--- Work instructions ---
Pull every line of the entries that has the word "source".

— Begin Records for this task —

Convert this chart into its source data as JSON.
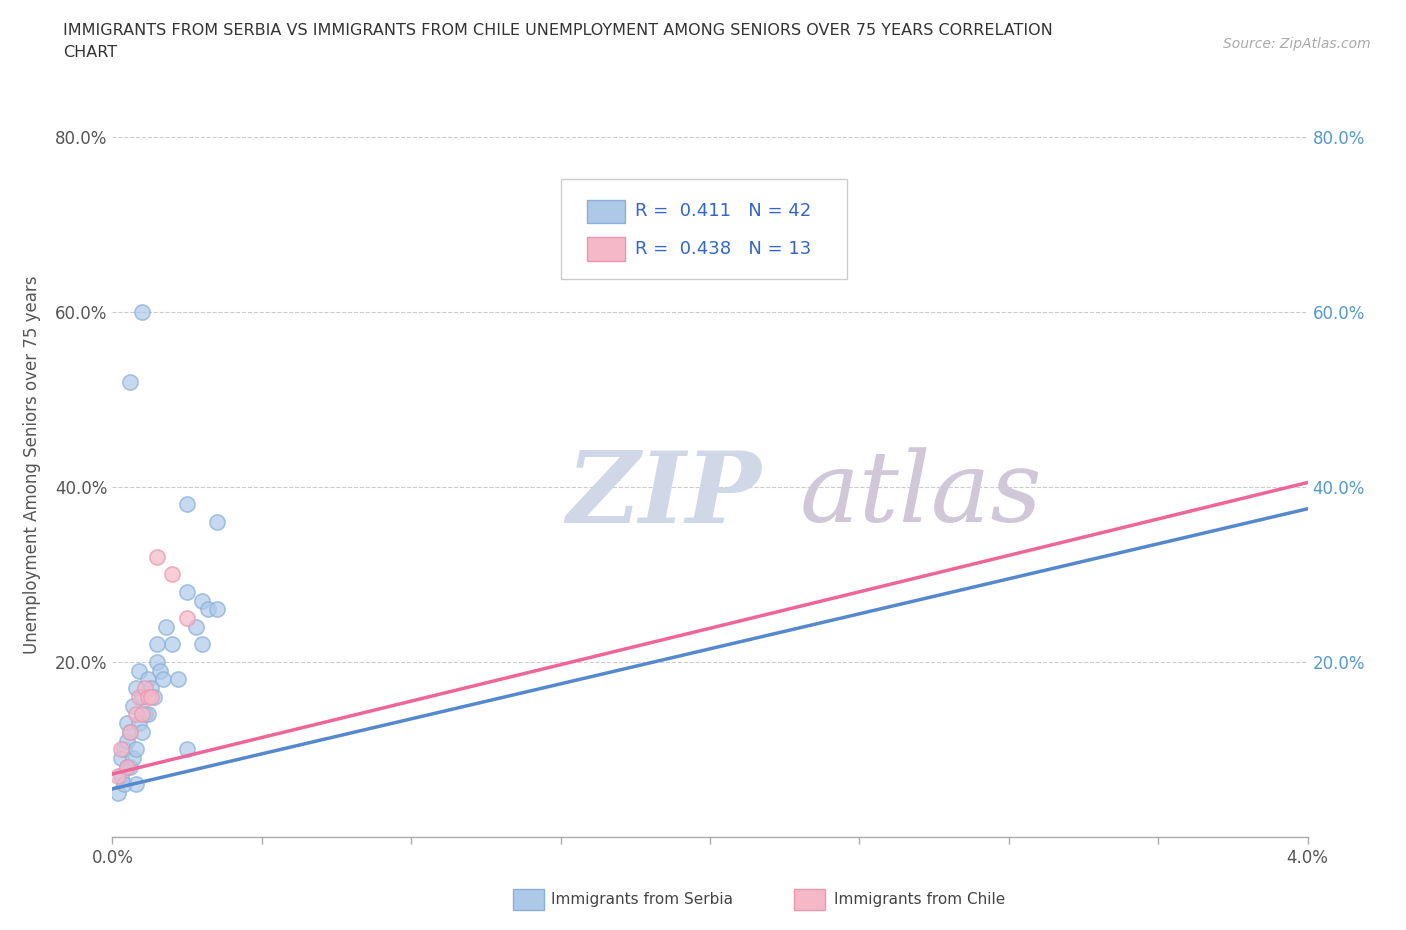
{
  "title_line1": "IMMIGRANTS FROM SERBIA VS IMMIGRANTS FROM CHILE UNEMPLOYMENT AMONG SENIORS OVER 75 YEARS CORRELATION",
  "title_line2": "CHART",
  "source": "Source: ZipAtlas.com",
  "ylabel_label": "Unemployment Among Seniors over 75 years",
  "serbia_R": 0.411,
  "serbia_N": 42,
  "chile_R": 0.438,
  "chile_N": 13,
  "serbia_color": "#aec9e8",
  "chile_color": "#f5b8c8",
  "serbia_edge_color": "#8aafd8",
  "chile_edge_color": "#e898b0",
  "serbia_line_color": "#5588cc",
  "chile_line_color": "#ee6699",
  "serbia_x": [
    0.0002,
    0.0003,
    0.0003,
    0.0004,
    0.0004,
    0.0005,
    0.0005,
    0.0005,
    0.0006,
    0.0006,
    0.0006,
    0.0007,
    0.0007,
    0.0008,
    0.0008,
    0.0009,
    0.0009,
    0.001,
    0.001,
    0.001,
    0.0011,
    0.0012,
    0.0013,
    0.0014,
    0.0015,
    0.0016,
    0.0017,
    0.0018,
    0.002,
    0.0022,
    0.0025,
    0.0028,
    0.003,
    0.0035,
    0.0008,
    0.0012,
    0.0015,
    0.0025,
    0.003,
    0.0025,
    0.0032,
    0.0035
  ],
  "serbia_y": [
    0.05,
    0.07,
    0.09,
    0.06,
    0.1,
    0.08,
    0.11,
    0.13,
    0.08,
    0.12,
    0.52,
    0.09,
    0.15,
    0.1,
    0.17,
    0.13,
    0.19,
    0.12,
    0.16,
    0.6,
    0.14,
    0.18,
    0.17,
    0.16,
    0.2,
    0.19,
    0.18,
    0.24,
    0.22,
    0.18,
    0.28,
    0.24,
    0.27,
    0.36,
    0.06,
    0.14,
    0.22,
    0.1,
    0.22,
    0.38,
    0.26,
    0.26
  ],
  "chile_x": [
    0.0002,
    0.0003,
    0.0005,
    0.0006,
    0.0008,
    0.0009,
    0.001,
    0.0011,
    0.0012,
    0.0013,
    0.0015,
    0.002,
    0.0025
  ],
  "chile_y": [
    0.07,
    0.1,
    0.08,
    0.12,
    0.14,
    0.16,
    0.14,
    0.17,
    0.16,
    0.16,
    0.32,
    0.3,
    0.25
  ],
  "serbia_trendline_x": [
    0.0,
    0.04
  ],
  "serbia_trendline_y": [
    0.055,
    0.375
  ],
  "chile_trendline_x": [
    0.0,
    0.04
  ],
  "chile_trendline_y": [
    0.072,
    0.405
  ],
  "xlim": [
    0.0,
    0.04
  ],
  "ylim": [
    0.0,
    0.85
  ],
  "x_major_ticks": [
    0.0,
    0.005,
    0.01,
    0.015,
    0.02,
    0.025,
    0.03,
    0.035,
    0.04
  ],
  "x_label_ticks": [
    0.0,
    0.04
  ],
  "x_label_values": [
    "0.0%",
    "4.0%"
  ],
  "yticks": [
    0.0,
    0.2,
    0.4,
    0.6,
    0.8
  ],
  "ylabels_left": [
    "",
    "20.0%",
    "40.0%",
    "60.0%",
    "80.0%"
  ],
  "ylabels_right": [
    "",
    "20.0%",
    "40.0%",
    "60.0%",
    "80.0%"
  ],
  "grid_color": "#cccccc",
  "watermark_zip": "ZIP",
  "watermark_atlas": "atlas",
  "watermark_color": "#d0d8e8",
  "watermark_color2": "#d0c8d8",
  "background_color": "#ffffff",
  "legend_serbia": "Immigrants from Serbia",
  "legend_chile": "Immigrants from Chile"
}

— End Records for this task —

--- Solution for this exercise ---
Convert this chart into its source data as JSON.
  "source": "Source: ZipAtlas.com",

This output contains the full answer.